Stated exercise> Which lines include the word "label"? Copy each of them.

Input rows>
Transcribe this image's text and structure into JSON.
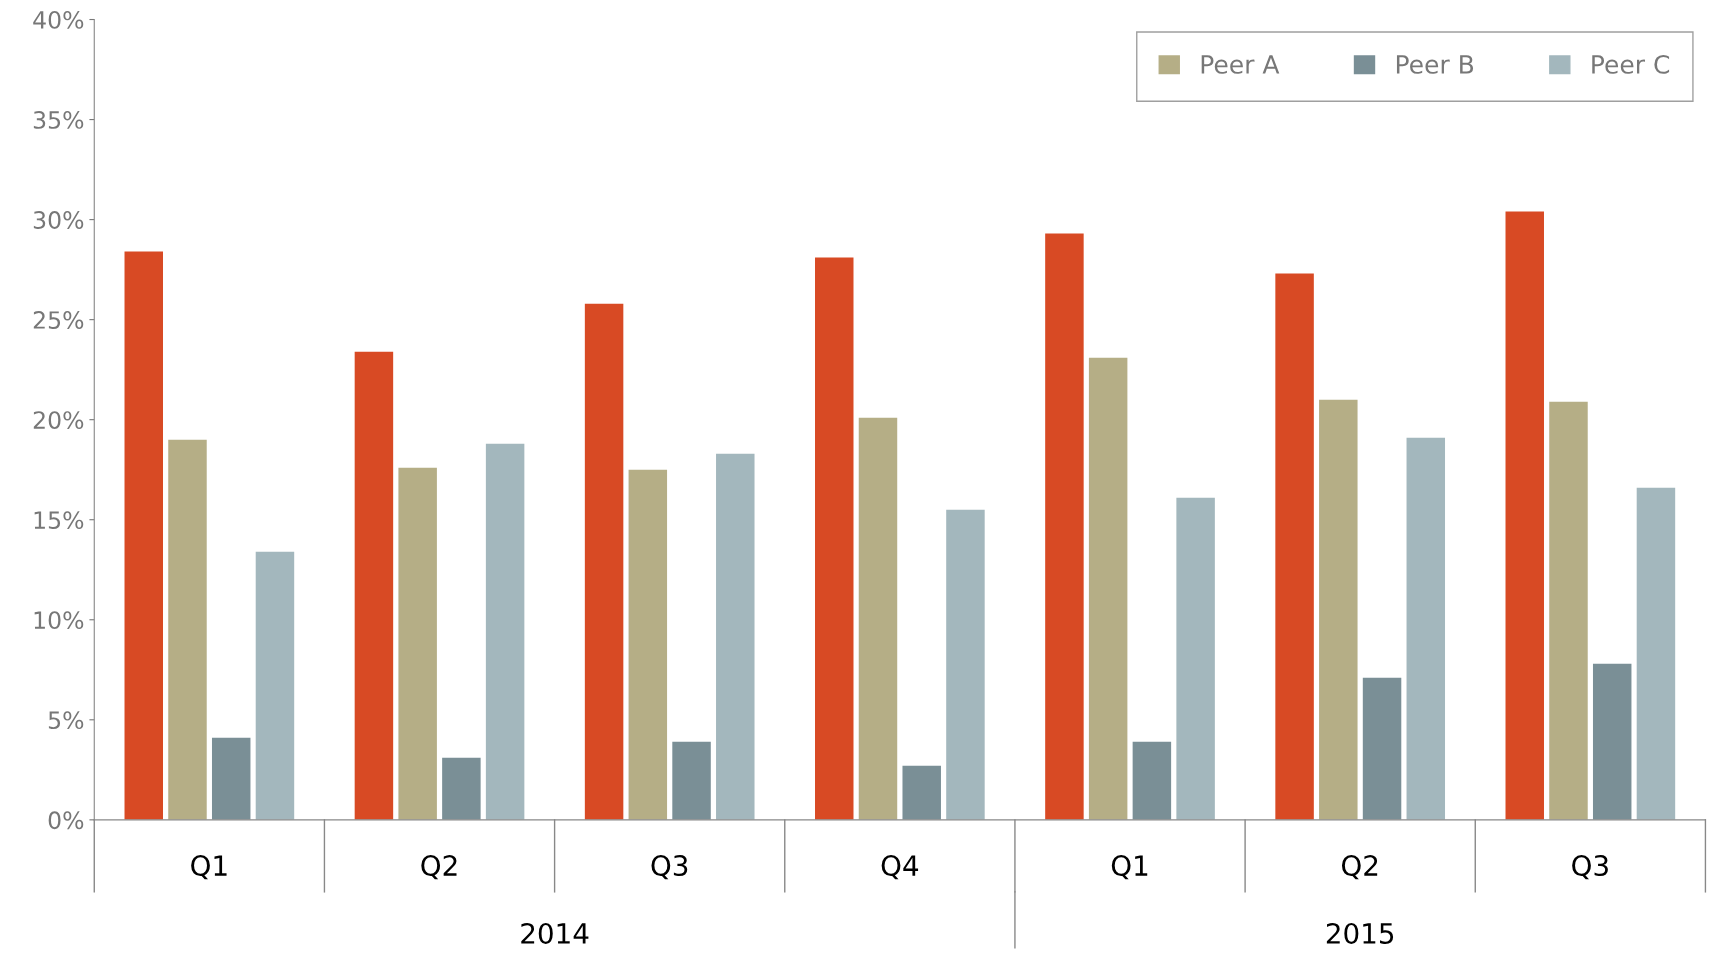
{
  "chart_data": {
    "type": "bar",
    "categories": [
      "Q1",
      "Q2",
      "Q3",
      "Q4",
      "Q1",
      "Q2",
      "Q3"
    ],
    "annotations": [
      "2014",
      "2015"
    ],
    "series": [
      {
        "color": "#d84a24",
        "values": [
          28.4,
          23.4,
          25.8,
          28.1,
          29.3,
          27.3,
          30.4
        ]
      },
      {
        "name": "Peer A",
        "color": "#b5ae86",
        "values": [
          19.0,
          17.6,
          17.5,
          20.1,
          23.1,
          21.0,
          20.9
        ]
      },
      {
        "name": "Peer B",
        "color": "#7a8f96",
        "values": [
          4.1,
          3.1,
          3.9,
          2.7,
          3.9,
          7.1,
          7.8
        ]
      },
      {
        "name": "Peer C",
        "color": "#a3b7bd",
        "values": [
          13.4,
          18.8,
          18.3,
          15.5,
          16.1,
          19.1,
          16.6
        ]
      }
    ],
    "ylim": [
      0,
      40
    ],
    "yticks": [
      {
        "value": 0,
        "label": "0%"
      },
      {
        "value": 5,
        "label": "5%"
      },
      {
        "value": 10,
        "label": "10%"
      },
      {
        "value": 15,
        "label": "15%"
      },
      {
        "value": 20,
        "label": "20%"
      },
      {
        "value": 25,
        "label": "25%"
      },
      {
        "value": 30,
        "label": "30%"
      },
      {
        "value": 35,
        "label": "35%"
      },
      {
        "value": 40,
        "label": "40%"
      }
    ],
    "grid": false,
    "legend": "top right"
  }
}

Problem solution>
        "label": "0%"
        "label": "5%"
        "label": "10%"
        "label": "15%"
        "label": "20%"
        "label": "25%"
        "label": "30%"
        "label": "35%"
        "label": "40%"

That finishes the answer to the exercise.